*GIVEN ENTRIES*

· · · · · · ·

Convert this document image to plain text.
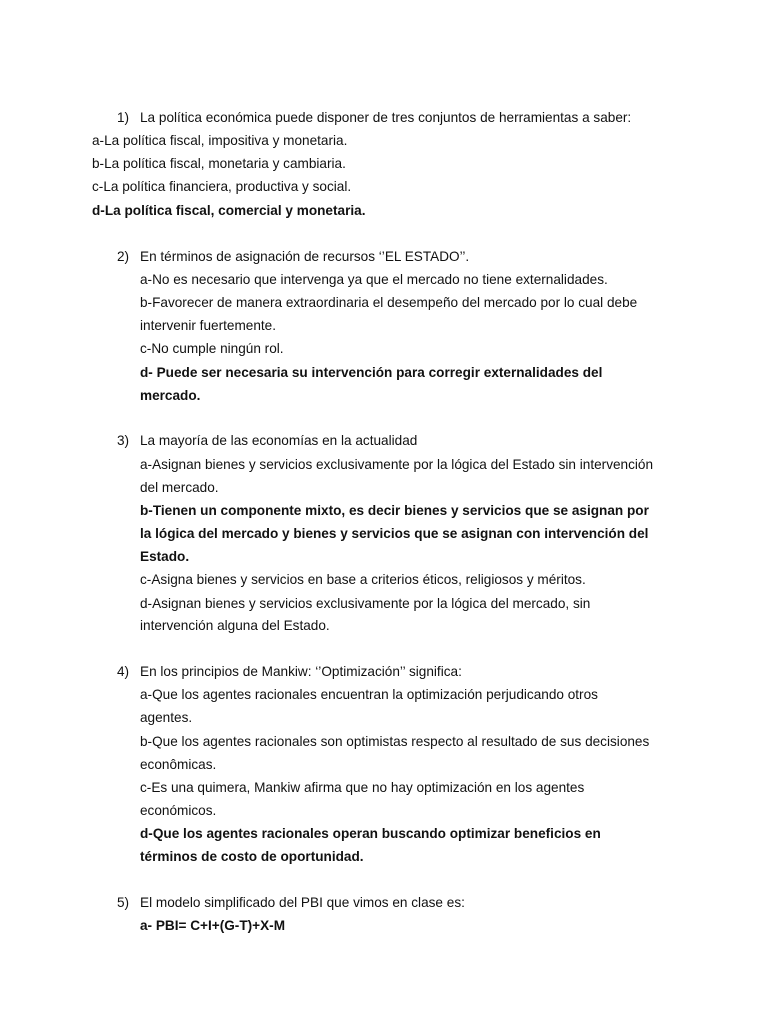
1) La política económica puede disponer de tres conjuntos de herramientas a saber:
a-La política fiscal, impositiva y monetaria.
b-La política fiscal, monetaria y cambiaria.
c-La política financiera, productiva y social.
d-La política fiscal, comercial y monetaria.
2) En términos de asignación de recursos ‘’EL ESTADO’’.
a-No es necesario que intervenga ya que el mercado no tiene externalidades.
b-Favorecer de manera extraordinaria el desempeño del mercado por lo cual debe
intervenir fuertemente.
c-No cumple ningún rol.
d- Puede ser necesaria su intervención para corregir externalidades del
mercado.
3) La mayoría de las economías en la actualidad
a-Asignan bienes y servicios exclusivamente por la lógica del Estado sin intervención
del mercado.
b-Tienen un componente mixto, es decir bienes y servicios que se asignan por
la lógica del mercado y bienes y servicios que se asignan con intervención del
Estado.
c-Asigna bienes y servicios en base a criterios éticos, religiosos y méritos.
d-Asignan bienes y servicios exclusivamente por la lógica del mercado, sin
intervención alguna del Estado.
4) En los principios de Mankiw: ‘’Optimización’’ significa:
a-Que los agentes racionales encuentran la optimización perjudicando otros
agentes.
b-Que los agentes racionales son optimistas respecto al resultado de sus decisiones
econômicas.
c-Es una quimera, Mankiw afirma que no hay optimización en los agentes
económicos.
d-Que los agentes racionales operan buscando optimizar beneficios en
términos de costo de oportunidad.
5) El modelo simplificado del PBI que vimos en clase es:
a- PBI= C+I+(G-T)+X-M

· · · · · · ·

*WRITTEN REQUEST*
All lines in the data that contain the word "servicios" should be copied.

*TASK ANSWER*
a-Asignan bienes y servicios exclusivamente por la lógica del Estado sin intervención
b-Tienen un componente mixto, es decir bienes y servicios que se asignan por
la lógica del mercado y bienes y servicios que se asignan con intervención del
c-Asigna bienes y servicios en base a criterios éticos, religiosos y méritos.
d-Asignan bienes y servicios exclusivamente por la lógica del mercado, sin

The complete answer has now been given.